— START OF Given entries —
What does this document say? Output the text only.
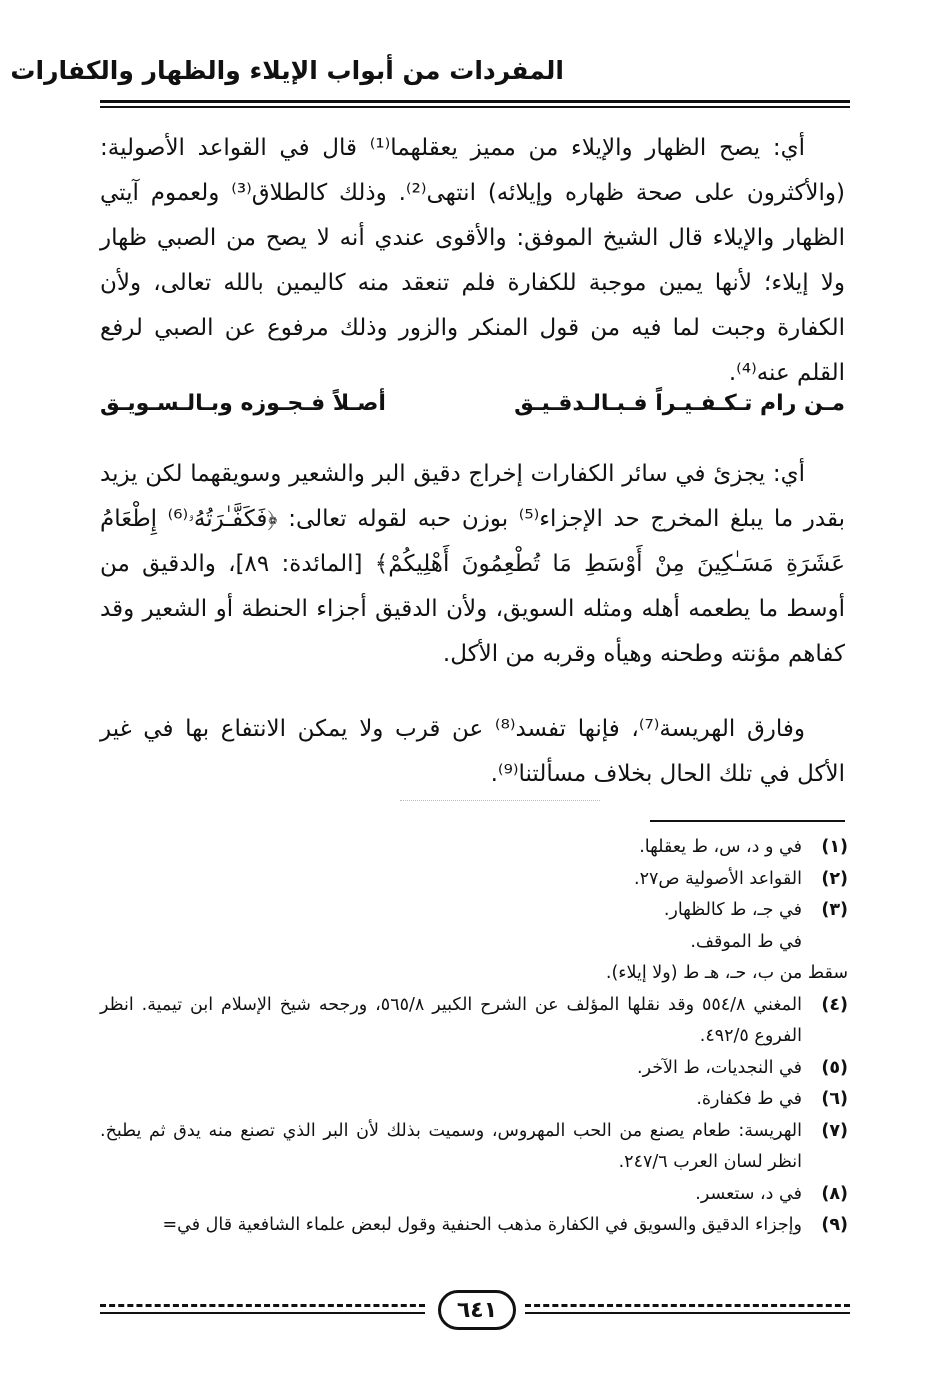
المفردات من أبواب الإيلاء والظهار والكفارات
أي: يصح الظهار والإيلاء من مميز يعقلهما⁽¹⁾ قال في القواعد الأصولية: (والأكثرون على صحة ظهاره وإيلائه) انتهى⁽²⁾. وذلك كالطلاق⁽³⁾ ولعموم آيتي الظهار والإيلاء قال الشيخ الموفق: والأقوى عندي أنه لا يصح من الصبي ظهار ولا إيلاء؛ لأنها يمين موجبة للكفارة فلم تنعقد منه كاليمين بالله تعالى، ولأن الكفارة وجبت لما فيه من قول المنكر والزور وذلك مرفوع عن الصبي لرفع القلم عنه⁽⁴⁾.
مـن رام تـكـفـيـراً فـبـالـدقـيـق
أصـلاً فـجـوزه وبـالـسـويـق
أي: يجزئ في سائر الكفارات إخراج دقيق البر والشعير وسويقهما لكن يزيد بقدر ما يبلغ المخرج حد الإجزاء⁽⁵⁾ بوزن حبه لقوله تعالى: ﴿فَكَفَّـٰرَتُهُۥ⁽⁶⁾ إِطْعَامُ عَشَرَةِ مَسَـٰكِينَ مِنْ أَوْسَطِ مَا تُطْعِمُونَ أَهْلِيكُمْ﴾ [المائدة: ٨٩]، والدقيق من أوسط ما يطعمه أهله ومثله السويق، ولأن الدقيق أجزاء الحنطة أو الشعير وقد كفاهم مؤنته وطحنه وهيأه وقربه من الأكل.
وفارق الهريسة⁽⁷⁾، فإنها تفسد⁽⁸⁾ عن قرب ولا يمكن الانتفاع بها في غير الأكل في تلك الحال بخلاف مسألتنا⁽⁹⁾.
(١)
في و د، س، ط يعقلها.
(٢)
القواعد الأصولية ص٢٧.
(٣)
في جـ، ط كالظهار.
في ط الموقف.
سقط من ب، حـ، هـ ط (ولا إيلاء).
(٤)
المغني ٥٥٤/٨ وقد نقلها المؤلف عن الشرح الكبير ٥٦٥/٨، ورجحه شيخ الإسلام ابن تيمية. انظر الفروع ٤٩٢/٥.
(٥)
في النجديات، ط الآخر.
(٦)
في ط فكفارة.
(٧)
الهريسة: طعام يصنع من الحب المهروس، وسميت بذلك لأن البر الذي تصنع منه يدق ثم يطبخ. انظر لسان العرب ٢٤٧/٦.
(٨)
في د، ستعسر.
(٩)
وإجزاء الدقيق والسويق في الكفارة مذهب الحنفية وقول لبعض علماء الشافعية قال في=
٦٤١
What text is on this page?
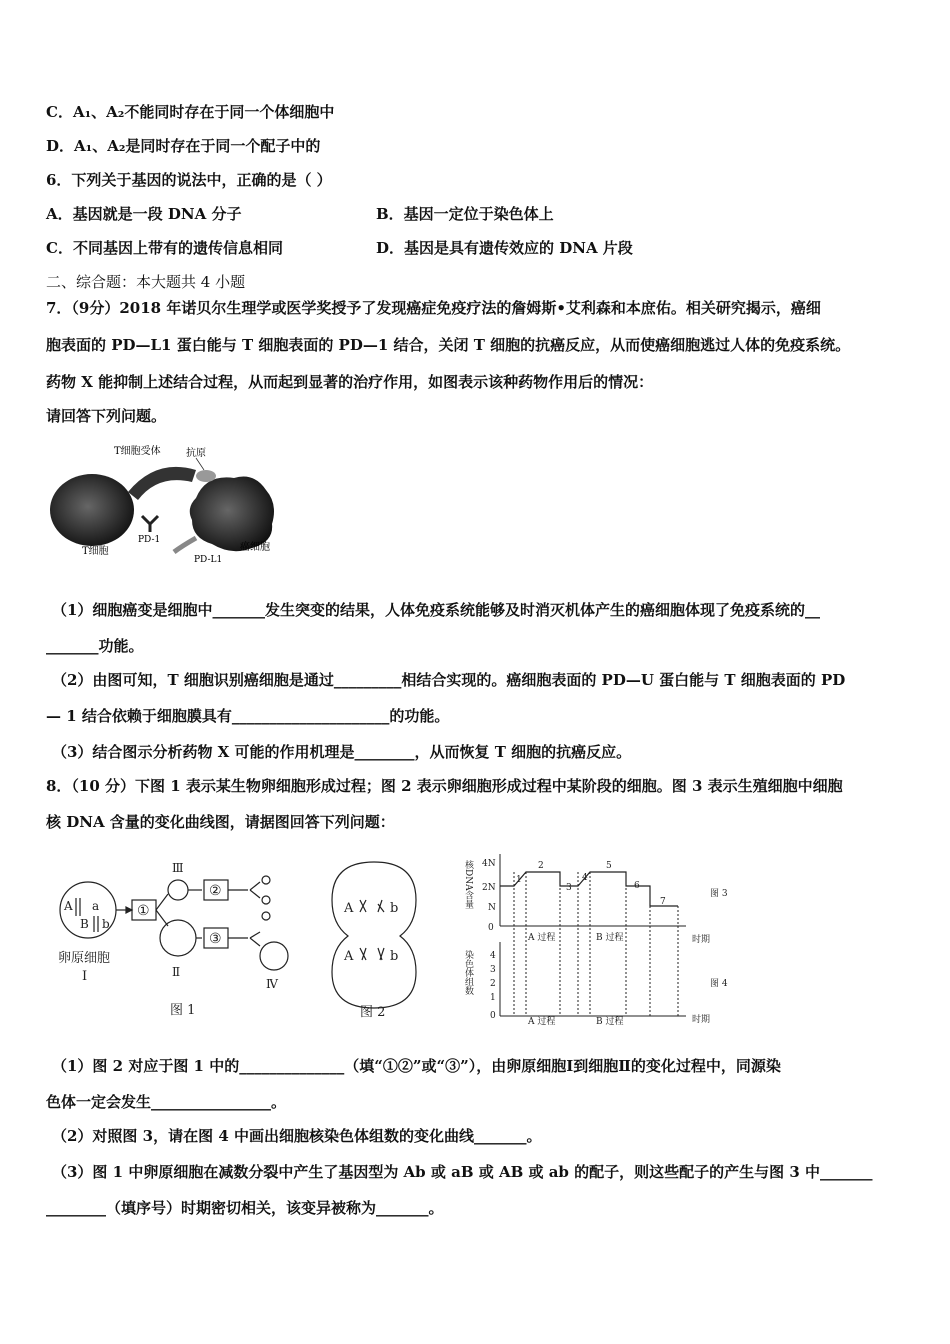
C．A₁、A₂不能同时存在于同一个体细胞中
D．A₁、A₂是同时存在于同一个配子中的
6．下列关于基因的说法中，正确的是（ ）
A．基因就是一段 DNA 分子	B．基因一定位于染色体上
C．不同基因上带有的遗传信息相同	D．基因是具有遗传效应的 DNA 片段
二、综合题：本大题共 4 小题
7．（9分）2018 年诺贝尔生理学或医学奖授予了发现癌症免疫疗法的詹姆斯•艾利森和本庶佑。相关研究揭示，癌细
胞表面的 PD—L1 蛋白能与 T 细胞表面的 PD—1 结合，关闭 T 细胞的抗癌反应，从而使癌细胞逃过人体的免疫系统。
药物 X 能抑制上述结合过程，从而起到显著的治疗作用，如图表示该种药物作用后的情况：
请回答下列问题。
T细胞受体	抗原
T细胞
PD-1
PD-L1
癌细胞
（1）细胞癌变是细胞中_______发生突变的结果，人体免疫系统能够及时消灭机体产生的癌细胞体现了免疫系统的__
_______功能。
（2）由图可知，T 细胞识别癌细胞是通过_________相结合实现的。癌细胞表面的 PD—U 蛋白能与 T 细胞表面的 PD
— 1 结合依赖于细胞膜具有_____________________的功能。
（3）结合图示分析药物 X 可能的作用机理是________，从而恢复 T 细胞的抗癌反应。
8．（10 分）下图 1 表示某生物卵细胞形成过程；图 2 表示卵细胞形成过程中某阶段的细胞。图 3 表示生殖细胞中细胞
核 DNA 含量的变化曲线图，请据图回答下列问题：
A a
B b
①
Ⅲ
②
Ⅱ
③
Ⅳ
卵原细胞
Ⅰ
图 1
A	b
A	b
图 2
核DNA含量 4N
2N
N
0
1
2
3
4
5
6
7
A 过程	B 过程	时期
图 3
染色体组数 4
3
2
1
0
A 过程	B 过程	时期
图 4
（1）图 2 对应于图 1 中的______________（填“①②”或“③”），由卵原细胞Ⅰ到细胞Ⅱ的变化过程中，同源染
色体一定会发生________________。
（2）对照图 3，请在图 4 中画出细胞核染色体组数的变化曲线_______。
（3）图 1 中卵原细胞在减数分裂中产生了基因型为 Ab 或 aB 或 AB 或 ab 的配子，则这些配子的产生与图 3 中_______
________（填序号）时期密切相关，该变异被称为_______。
— END OF Given entries —
## Exercise aim
Your answer should be one number: how many lines in the material above contain the string "细胞的抗癌反应".

## Correct result
2